Exercise aim ▸
From the entries that follow, list every line in which the string "Vienne" appears.

Extracted data ▸
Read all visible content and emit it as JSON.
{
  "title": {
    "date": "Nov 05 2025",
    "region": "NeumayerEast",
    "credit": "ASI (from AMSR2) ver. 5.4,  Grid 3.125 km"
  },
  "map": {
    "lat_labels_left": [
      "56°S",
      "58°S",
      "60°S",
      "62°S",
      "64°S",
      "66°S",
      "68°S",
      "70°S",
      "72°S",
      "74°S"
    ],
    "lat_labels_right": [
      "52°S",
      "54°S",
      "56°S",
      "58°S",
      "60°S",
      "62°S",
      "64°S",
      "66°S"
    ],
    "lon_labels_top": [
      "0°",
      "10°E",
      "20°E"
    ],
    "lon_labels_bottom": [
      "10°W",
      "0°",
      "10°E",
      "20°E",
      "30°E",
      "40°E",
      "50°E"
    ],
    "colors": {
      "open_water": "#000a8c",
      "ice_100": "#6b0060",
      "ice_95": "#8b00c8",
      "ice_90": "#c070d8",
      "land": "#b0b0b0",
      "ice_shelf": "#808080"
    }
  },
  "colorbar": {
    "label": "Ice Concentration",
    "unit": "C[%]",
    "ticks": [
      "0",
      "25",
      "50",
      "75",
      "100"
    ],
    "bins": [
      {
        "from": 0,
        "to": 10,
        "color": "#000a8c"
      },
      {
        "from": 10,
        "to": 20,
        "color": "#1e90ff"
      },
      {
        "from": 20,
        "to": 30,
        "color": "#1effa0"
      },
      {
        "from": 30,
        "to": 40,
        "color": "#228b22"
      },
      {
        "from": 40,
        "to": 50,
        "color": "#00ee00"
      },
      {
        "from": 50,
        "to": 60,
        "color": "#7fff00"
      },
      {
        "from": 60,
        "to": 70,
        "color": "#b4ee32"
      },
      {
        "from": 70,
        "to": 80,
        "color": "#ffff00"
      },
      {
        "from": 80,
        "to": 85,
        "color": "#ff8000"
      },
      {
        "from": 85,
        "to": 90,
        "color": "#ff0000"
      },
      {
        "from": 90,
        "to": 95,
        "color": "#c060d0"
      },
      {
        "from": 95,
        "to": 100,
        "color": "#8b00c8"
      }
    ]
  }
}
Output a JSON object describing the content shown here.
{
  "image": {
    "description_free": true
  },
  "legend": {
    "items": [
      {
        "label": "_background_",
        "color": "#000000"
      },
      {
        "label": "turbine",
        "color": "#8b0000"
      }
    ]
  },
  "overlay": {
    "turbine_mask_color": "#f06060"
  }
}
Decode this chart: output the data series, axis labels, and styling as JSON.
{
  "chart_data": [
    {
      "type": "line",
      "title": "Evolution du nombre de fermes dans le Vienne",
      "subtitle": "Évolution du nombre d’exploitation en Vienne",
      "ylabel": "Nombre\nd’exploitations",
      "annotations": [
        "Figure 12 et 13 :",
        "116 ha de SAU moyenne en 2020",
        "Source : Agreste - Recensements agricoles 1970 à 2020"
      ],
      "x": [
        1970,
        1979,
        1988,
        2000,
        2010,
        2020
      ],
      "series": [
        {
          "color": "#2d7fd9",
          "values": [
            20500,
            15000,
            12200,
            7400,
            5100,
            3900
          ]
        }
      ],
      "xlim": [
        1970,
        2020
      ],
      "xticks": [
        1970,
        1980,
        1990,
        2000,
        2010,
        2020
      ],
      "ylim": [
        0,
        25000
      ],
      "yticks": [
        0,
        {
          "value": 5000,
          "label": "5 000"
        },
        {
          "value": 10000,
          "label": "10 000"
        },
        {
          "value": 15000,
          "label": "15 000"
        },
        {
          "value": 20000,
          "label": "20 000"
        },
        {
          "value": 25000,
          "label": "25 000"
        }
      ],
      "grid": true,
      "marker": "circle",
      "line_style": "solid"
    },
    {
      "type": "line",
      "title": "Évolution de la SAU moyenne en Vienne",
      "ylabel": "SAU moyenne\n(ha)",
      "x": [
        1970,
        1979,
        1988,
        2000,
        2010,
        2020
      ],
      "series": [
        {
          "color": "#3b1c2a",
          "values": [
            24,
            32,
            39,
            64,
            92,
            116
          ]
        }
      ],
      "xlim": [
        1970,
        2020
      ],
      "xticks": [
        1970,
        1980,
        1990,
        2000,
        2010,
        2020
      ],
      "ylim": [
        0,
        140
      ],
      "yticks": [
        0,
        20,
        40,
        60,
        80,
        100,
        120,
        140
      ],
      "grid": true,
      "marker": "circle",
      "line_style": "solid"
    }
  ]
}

Result of this exercise ▸
      "title": "Evolution du nombre de fermes dans le Vienne",
      "subtitle": "Évolution du nombre d’exploitation en Vienne",
      "title": "Évolution de la SAU moyenne en Vienne",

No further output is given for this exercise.